Written task:
Retype the whole listing below, character for character.

Records from a data source:
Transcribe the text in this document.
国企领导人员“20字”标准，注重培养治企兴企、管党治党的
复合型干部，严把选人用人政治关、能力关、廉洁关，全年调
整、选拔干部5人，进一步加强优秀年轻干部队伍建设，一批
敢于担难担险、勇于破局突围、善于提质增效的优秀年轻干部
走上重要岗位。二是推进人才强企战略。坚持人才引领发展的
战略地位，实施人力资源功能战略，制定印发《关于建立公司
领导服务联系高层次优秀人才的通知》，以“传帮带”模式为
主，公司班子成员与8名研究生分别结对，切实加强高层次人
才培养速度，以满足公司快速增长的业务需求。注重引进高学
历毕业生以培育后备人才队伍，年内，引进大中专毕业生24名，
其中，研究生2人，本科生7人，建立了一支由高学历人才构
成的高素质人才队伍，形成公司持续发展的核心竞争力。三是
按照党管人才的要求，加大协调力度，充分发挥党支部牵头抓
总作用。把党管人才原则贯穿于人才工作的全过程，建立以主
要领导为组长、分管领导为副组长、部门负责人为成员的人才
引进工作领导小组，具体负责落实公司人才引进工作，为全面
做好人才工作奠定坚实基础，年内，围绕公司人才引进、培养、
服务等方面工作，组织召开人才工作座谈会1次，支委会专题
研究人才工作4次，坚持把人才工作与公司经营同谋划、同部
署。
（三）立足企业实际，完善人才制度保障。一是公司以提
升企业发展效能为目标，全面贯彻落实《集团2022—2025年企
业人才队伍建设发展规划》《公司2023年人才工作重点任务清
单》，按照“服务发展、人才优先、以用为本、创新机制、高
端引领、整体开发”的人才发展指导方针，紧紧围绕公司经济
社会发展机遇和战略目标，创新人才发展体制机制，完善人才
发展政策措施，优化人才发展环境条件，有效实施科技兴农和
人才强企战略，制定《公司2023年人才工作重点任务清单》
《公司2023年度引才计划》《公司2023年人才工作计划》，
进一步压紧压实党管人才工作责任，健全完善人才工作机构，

Reply:
Transcribe the text in this document.
国企领导人员“20字”标准，注重培养治企兴企、管党治党的
复合型干部，严把选人用人政治关、能力关、廉洁关，全年调
整、选拔干部5人，进一步加强优秀年轻干部队伍建设，一批
敢于担难担险、勇于破局突围、善于提质增效的优秀年轻干部
走上重要岗位。二是推进人才强企战略。坚持人才引领发展的
战略地位，实施人力资源功能战略，制定印发《关于建立公司
领导服务联系高层次优秀人才的通知》，以“传帮带”模式为
主，公司班子成员与8名研究生分别结对，切实加强高层次人
才培养速度，以满足公司快速增长的业务需求。注重引进高学
历毕业生以培育后备人才队伍，年内，引进大中专毕业生24名，
其中，研究生2人，本科生7人，建立了一支由高学历人才构
成的高素质人才队伍，形成公司持续发展的核心竞争力。三是
按照党管人才的要求，加大协调力度，充分发挥党支部牵头抓
总作用。把党管人才原则贯穿于人才工作的全过程，建立以主
要领导为组长、分管领导为副组长、部门负责人为成员的人才
引进工作领导小组，具体负责落实公司人才引进工作，为全面
做好人才工作奠定坚实基础，年内，围绕公司人才引进、培养、
服务等方面工作，组织召开人才工作座谈会1次，支委会专题
研究人才工作4次，坚持把人才工作与公司经营同谋划、同部
署。
（三）立足企业实际，完善人才制度保障。一是公司以提
升企业发展效能为目标，全面贯彻落实《集团2022—2025年企
业人才队伍建设发展规划》《公司2023年人才工作重点任务清
单》，按照“服务发展、人才优先、以用为本、创新机制、高
端引领、整体开发”的人才发展指导方针，紧紧围绕公司经济
社会发展机遇和战略目标，创新人才发展体制机制，完善人才
发展政策措施，优化人才发展环境条件，有效实施科技兴农和
人才强企战略，制定《公司2023年人才工作重点任务清单》
《公司2023年度引才计划》《公司2023年人才工作计划》，
进一步压紧压实党管人才工作责任，健全完善人才工作机构，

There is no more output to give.